-- Begin --
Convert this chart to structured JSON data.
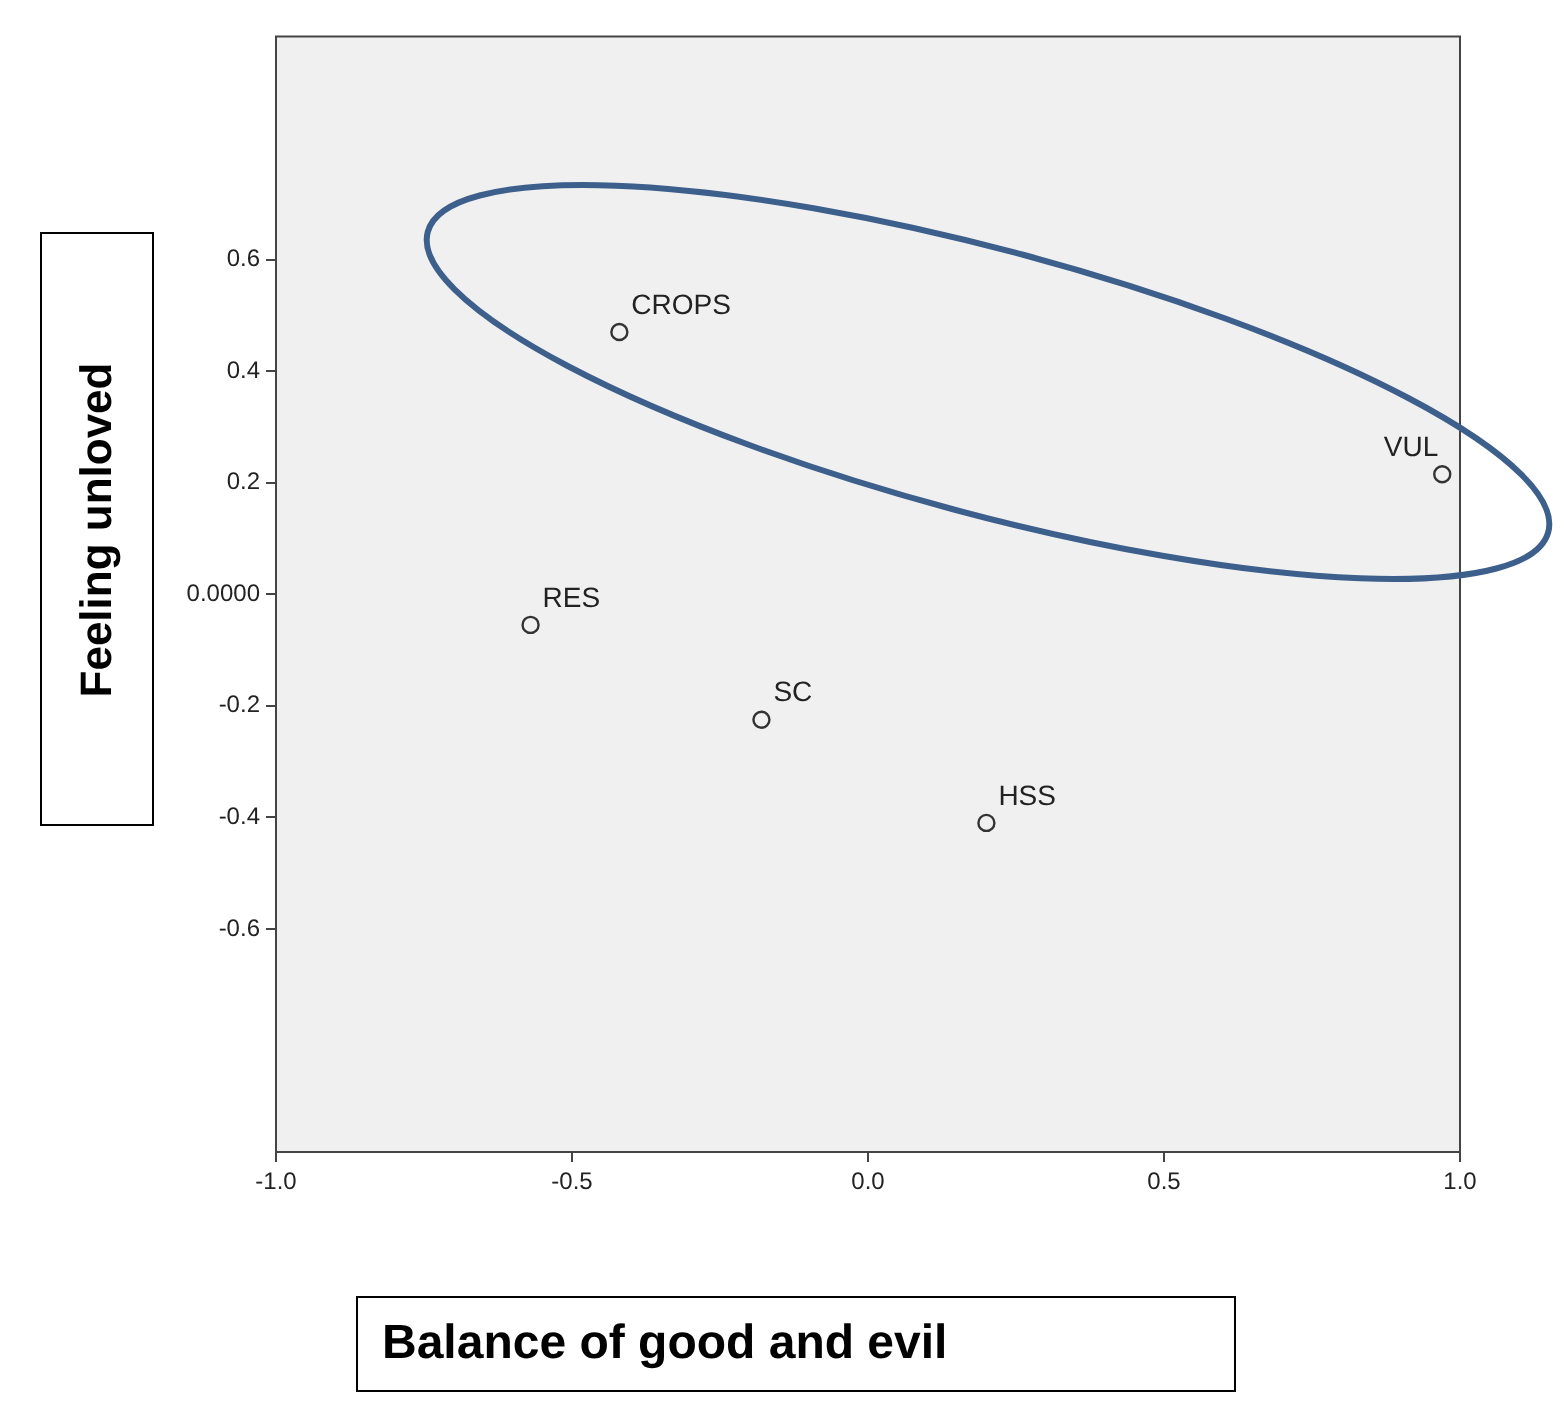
{
  "chart_data": {
    "type": "scatter",
    "xlabel": "Balance of good and evil",
    "ylabel": "Feeling unloved",
    "x": [
      -0.42,
      0.97,
      -0.57,
      -0.18,
      0.2
    ],
    "series": [
      {
        "color": "#333333",
        "values": [
          0.47,
          0.215,
          -0.055,
          -0.225,
          -0.41
        ]
      }
    ],
    "marker": "circle",
    "grid": false,
    "xlim": [
      -1,
      1
    ],
    "xticks": [
      {
        "value": -1,
        "label": "-1.0"
      },
      {
        "value": -0.5,
        "label": "-0.5"
      },
      {
        "value": 0,
        "label": "0.0"
      },
      {
        "value": 0.5,
        "label": "0.5"
      },
      {
        "value": 1,
        "label": "1.0"
      }
    ],
    "ylim": [
      -1,
      1
    ],
    "yticks": [
      0.6,
      0.4,
      0.2,
      {
        "value": 0,
        "label": "0.0000"
      },
      -0.2,
      -0.4,
      -0.6
    ],
    "annotations": [
      {
        "text": "CROPS",
        "x": -0.42,
        "y": 0.47
      },
      {
        "text": "VUL",
        "x": 0.97,
        "y": 0.215
      },
      {
        "text": "RES",
        "x": -0.57,
        "y": -0.055
      },
      {
        "text": "SC",
        "x": -0.18,
        "y": -0.225
      },
      {
        "text": "HSS",
        "x": 0.2,
        "y": -0.41
      }
    ]
  }
}
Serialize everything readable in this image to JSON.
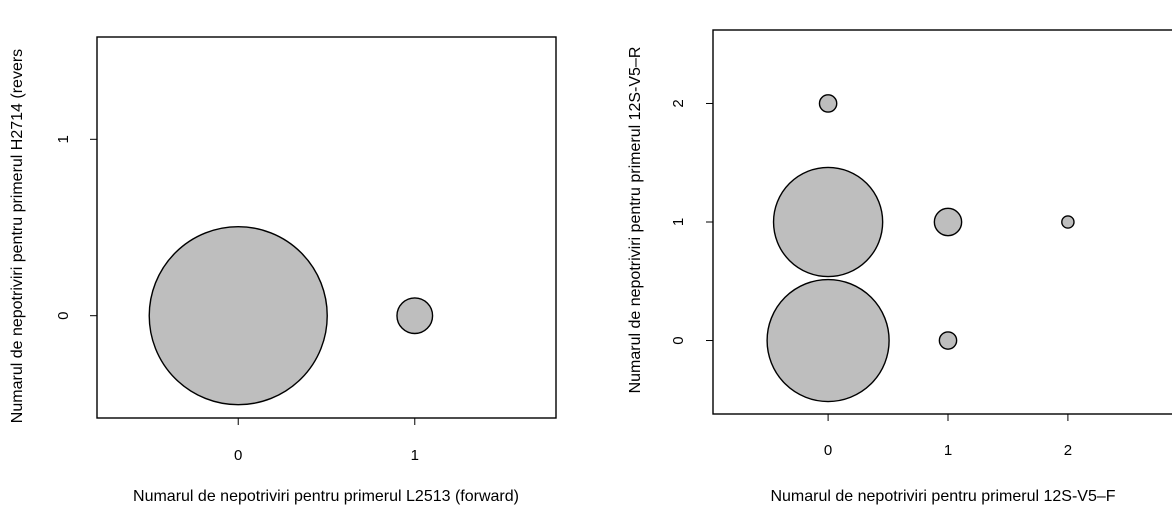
{
  "colors": {
    "bubble_fill": "#bebebe",
    "bubble_stroke": "#000000",
    "background": "#ffffff"
  },
  "chart_data": [
    {
      "type": "scatter",
      "title": "",
      "panel_label": "",
      "xlabel": "Numarul de nepotriviri pentru primerul L2513 (forward)",
      "ylabel": "Numarul de nepotriviri pentru primerul H2714 (revers",
      "xlim": [
        -0.8,
        1.8
      ],
      "ylim": [
        -0.58,
        1.58
      ],
      "x_ticks": [
        0,
        1
      ],
      "y_ticks": [
        0,
        1
      ],
      "points": [
        {
          "x": 0,
          "y": 0,
          "size": 100
        },
        {
          "x": 1,
          "y": 0,
          "size": 4
        }
      ],
      "grid": false,
      "legend": "none"
    },
    {
      "type": "scatter",
      "title": "",
      "xlabel": "Numarul de nepotriviri pentru primerul 12S-V5–F",
      "ylabel": "Numarul de nepotriviri pentru primerul 12S-V5–R",
      "xlim": [
        -0.96,
        2.96
      ],
      "ylim": [
        -0.62,
        2.62
      ],
      "x_ticks": [
        0,
        1,
        2
      ],
      "y_ticks": [
        0,
        1,
        2
      ],
      "points": [
        {
          "x": 0,
          "y": 0,
          "size": 100
        },
        {
          "x": 0,
          "y": 1,
          "size": 80
        },
        {
          "x": 0,
          "y": 2,
          "size": 2
        },
        {
          "x": 1,
          "y": 0,
          "size": 2
        },
        {
          "x": 1,
          "y": 1,
          "size": 5
        },
        {
          "x": 2,
          "y": 1,
          "size": 1
        }
      ],
      "grid": false,
      "legend": "none"
    }
  ]
}
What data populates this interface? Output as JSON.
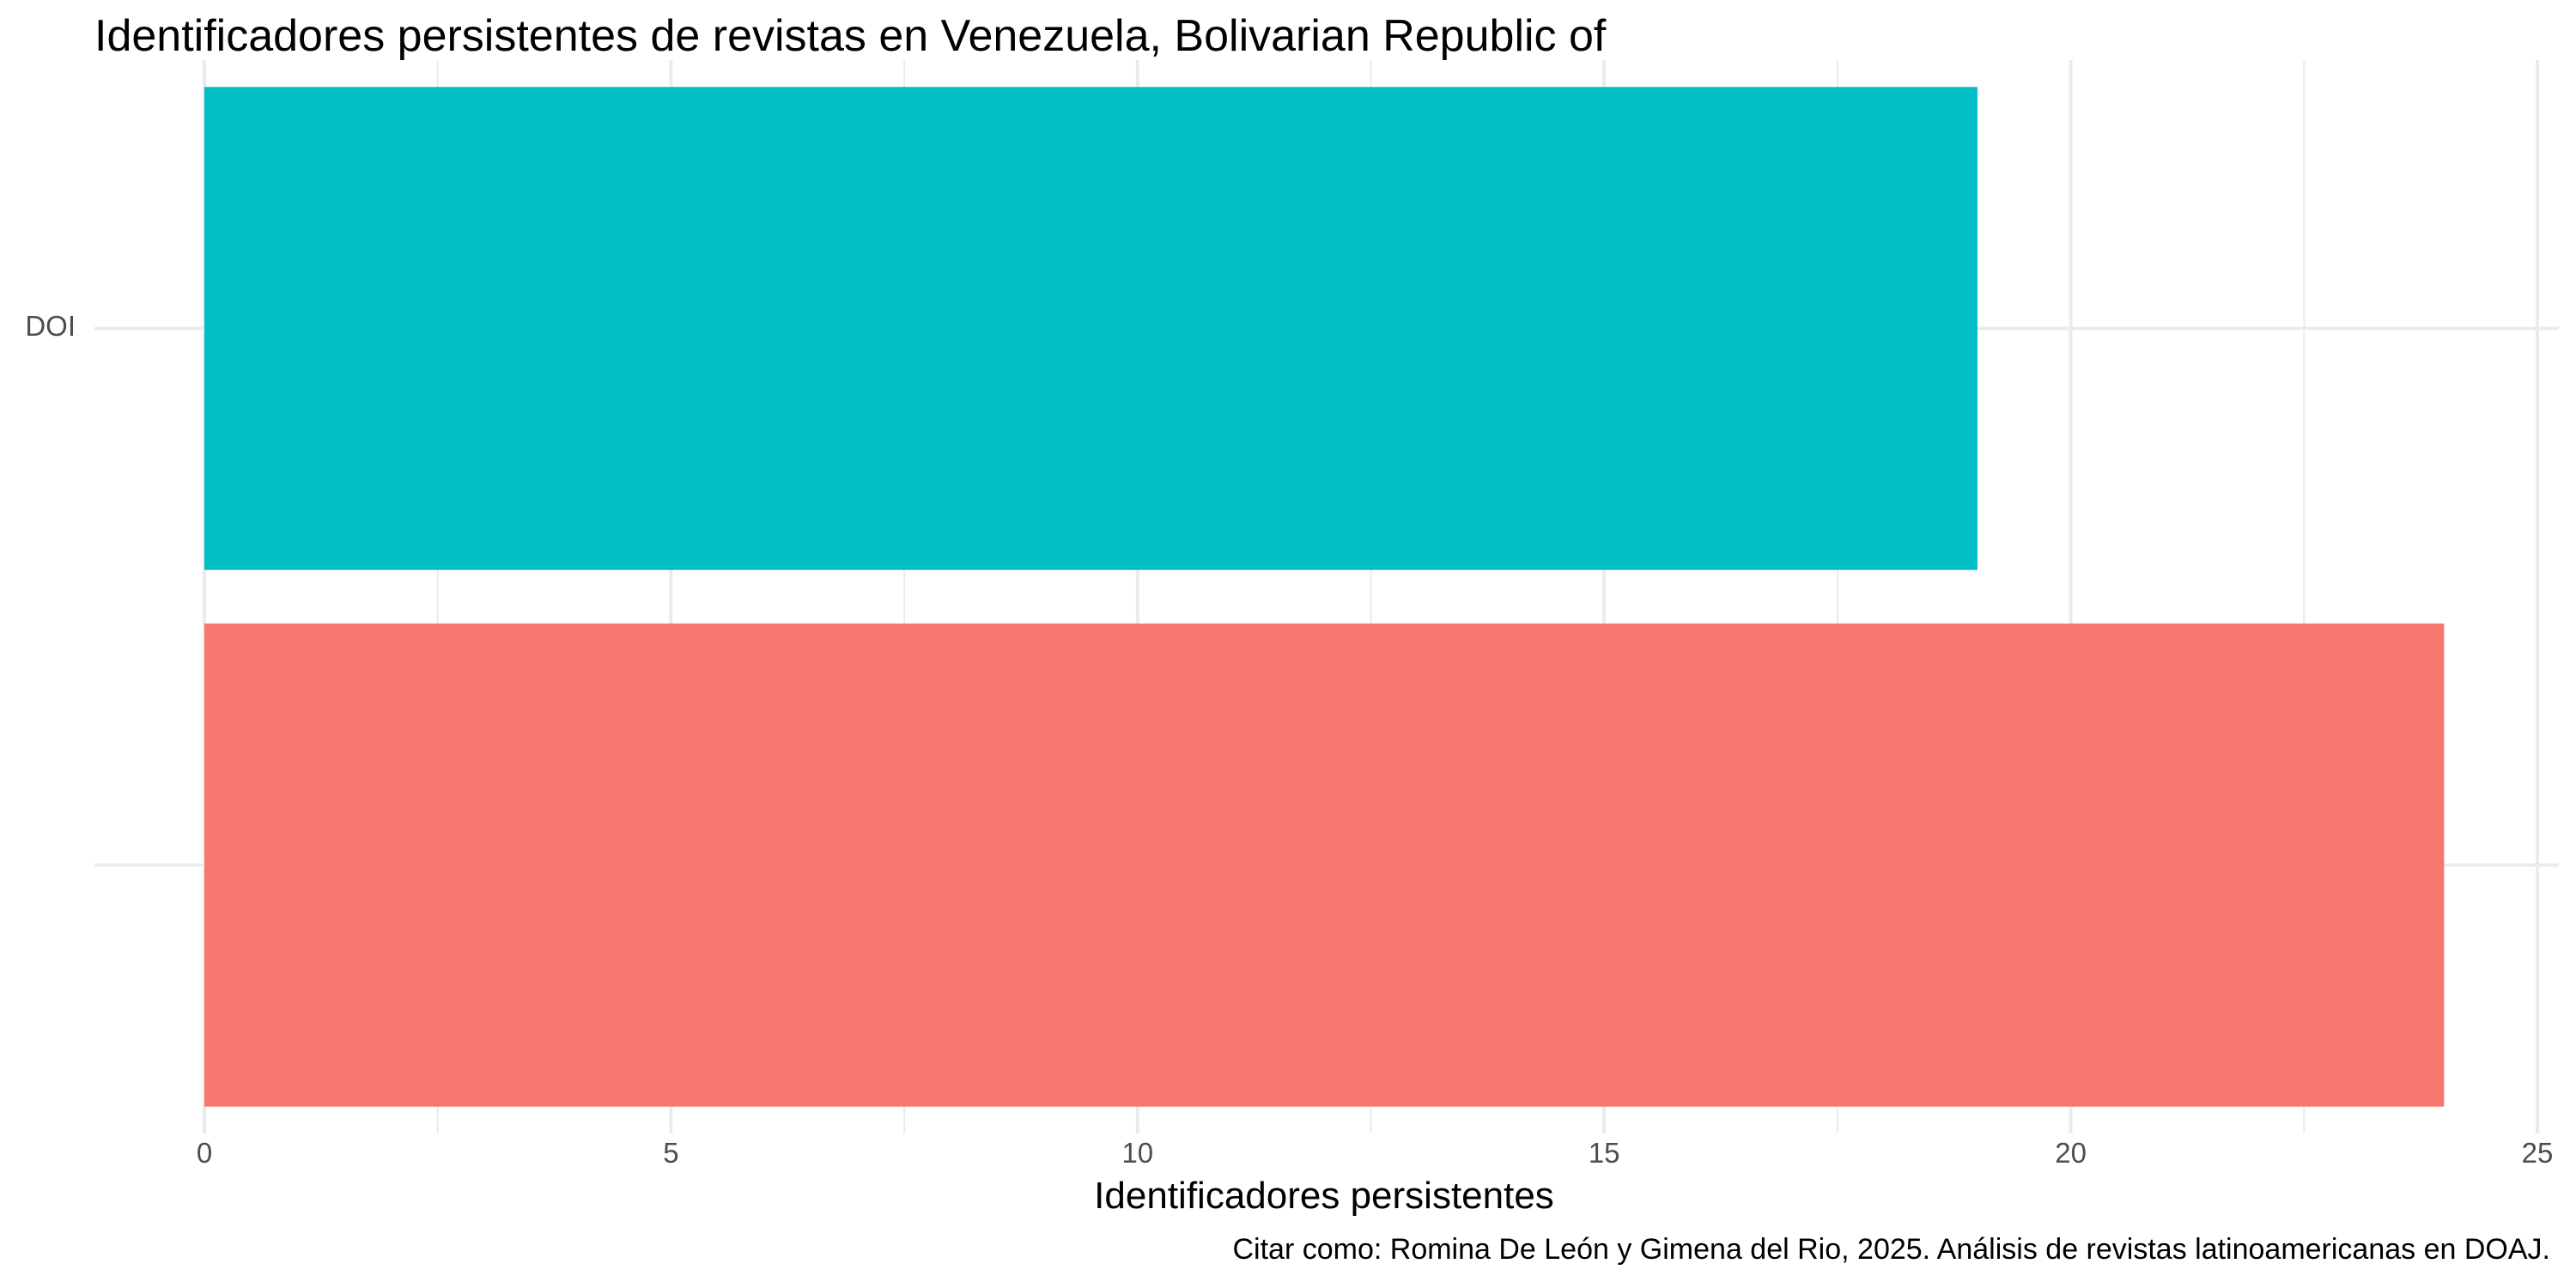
{
  "chart_data": {
    "type": "bar",
    "orientation": "horizontal",
    "title": "Identificadores persistentes de revistas en Venezuela, Bolivarian Republic of",
    "xlabel": "Identificadores persistentes",
    "ylabel": "",
    "categories": [
      "DOI",
      ""
    ],
    "values": [
      19,
      24
    ],
    "colors": [
      "#00BFC4",
      "#F8766D"
    ],
    "xlim": [
      0,
      25
    ],
    "x_ticks": [
      0,
      5,
      10,
      15,
      20,
      25
    ],
    "grid": true,
    "legend": "none",
    "caption": "Citar como: Romina De León y Gimena del Rio, 2025. Análisis de revistas latinoamericanas en DOAJ."
  }
}
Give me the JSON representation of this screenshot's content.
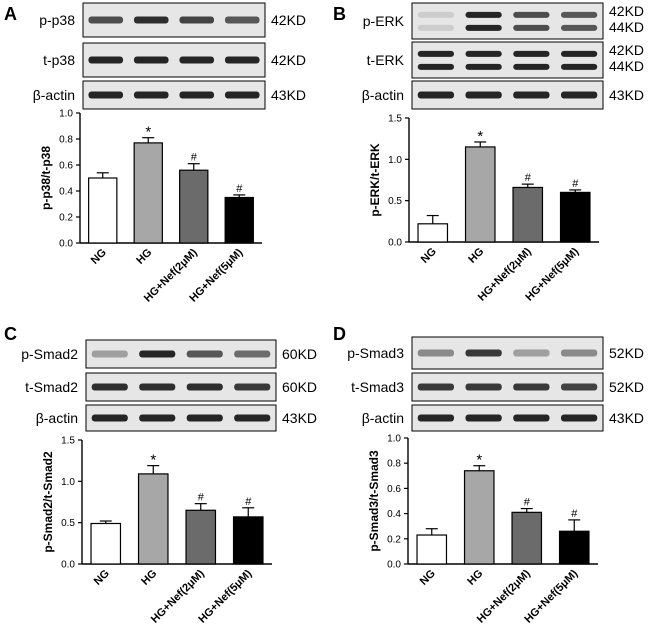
{
  "colors": {
    "ng": "#ffffff",
    "hg": "#a7a7a7",
    "nef2": "#6b6b6b",
    "nef5": "#000000",
    "band": "#1a1a1a",
    "blot_bg": "#e6e6e6"
  },
  "panels": [
    {
      "label": "A",
      "blots": [
        {
          "name": "p-p38",
          "sizes": [
            "42KD"
          ]
        },
        {
          "name": "t-p38",
          "sizes": [
            "42KD"
          ]
        },
        {
          "name": "β-actin",
          "sizes": [
            "43KD"
          ]
        }
      ]
    },
    {
      "label": "B",
      "blots": [
        {
          "name": "p-ERK",
          "sizes": [
            "42KD",
            "44KD"
          ]
        },
        {
          "name": "t-ERK",
          "sizes": [
            "42KD",
            "44KD"
          ]
        },
        {
          "name": "β-actin",
          "sizes": [
            "43KD"
          ]
        }
      ]
    },
    {
      "label": "C",
      "blots": [
        {
          "name": "p-Smad2",
          "sizes": [
            "60KD"
          ]
        },
        {
          "name": "t-Smad2",
          "sizes": [
            "60KD"
          ]
        },
        {
          "name": "β-actin",
          "sizes": [
            "43KD"
          ]
        }
      ]
    },
    {
      "label": "D",
      "blots": [
        {
          "name": "p-Smad3",
          "sizes": [
            "52KD"
          ]
        },
        {
          "name": "t-Smad3",
          "sizes": [
            "52KD"
          ]
        },
        {
          "name": "β-actin",
          "sizes": [
            "43KD"
          ]
        }
      ]
    }
  ],
  "chart_data": [
    {
      "type": "bar",
      "categories": [
        "NG",
        "HG",
        "HG+Nef(2μM)",
        "HG+Nef(5μM)"
      ],
      "values": [
        0.5,
        0.77,
        0.56,
        0.35
      ],
      "errors": [
        0.04,
        0.04,
        0.05,
        0.02
      ],
      "significance": [
        "",
        "*",
        "#",
        "#"
      ],
      "ylabel": "p-p38/t-p38",
      "ylim": [
        0,
        1.0
      ],
      "yticks": [
        "0.0",
        "0.2",
        "0.4",
        "0.6",
        "0.8",
        "1.0"
      ]
    },
    {
      "type": "bar",
      "categories": [
        "NG",
        "HG",
        "HG+Nef(2μM)",
        "HG+Nef(5μM)"
      ],
      "values": [
        0.22,
        1.15,
        0.66,
        0.6
      ],
      "errors": [
        0.1,
        0.06,
        0.04,
        0.03
      ],
      "significance": [
        "",
        "*",
        "#",
        "#"
      ],
      "ylabel": "p-ERK/t-ERK",
      "ylim": [
        0,
        1.5
      ],
      "yticks": [
        "0.0",
        "0.5",
        "1.0",
        "1.5"
      ]
    },
    {
      "type": "bar",
      "categories": [
        "NG",
        "HG",
        "HG+Nef(2μM)",
        "HG+Nef(5μM)"
      ],
      "values": [
        0.49,
        1.09,
        0.65,
        0.57
      ],
      "errors": [
        0.03,
        0.1,
        0.08,
        0.11
      ],
      "significance": [
        "",
        "*",
        "#",
        "#"
      ],
      "ylabel": "p-Smad2/t-Smad2",
      "ylim": [
        0,
        1.5
      ],
      "yticks": [
        "0.0",
        "0.5",
        "1.0",
        "1.5"
      ]
    },
    {
      "type": "bar",
      "categories": [
        "NG",
        "HG",
        "HG+Nef(2μM)",
        "HG+Nef(5μM)"
      ],
      "values": [
        0.23,
        0.74,
        0.41,
        0.26
      ],
      "errors": [
        0.05,
        0.04,
        0.03,
        0.09
      ],
      "significance": [
        "",
        "*",
        "#",
        "#"
      ],
      "ylabel": "p-Smad3/t-Smad3",
      "ylim": [
        0,
        1.0
      ],
      "yticks": [
        "0.0",
        "0.2",
        "0.4",
        "0.6",
        "0.8",
        "1.0"
      ]
    }
  ]
}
-- End --
**GIVEN TASK**.
List the lines that contain the word "primerul".

**RIGHT ANSWER**.
      "xlabel": "Numarul de nepotriviri pentru primerul L2513 (forward)",
      "ylabel": "Numarul de nepotriviri pentru primerul H2714 (revers",
      "xlabel": "Numarul de nepotriviri pentru primerul 12S-V5–F",
      "ylabel": "Numarul de nepotriviri pentru primerul 12S-V5–R",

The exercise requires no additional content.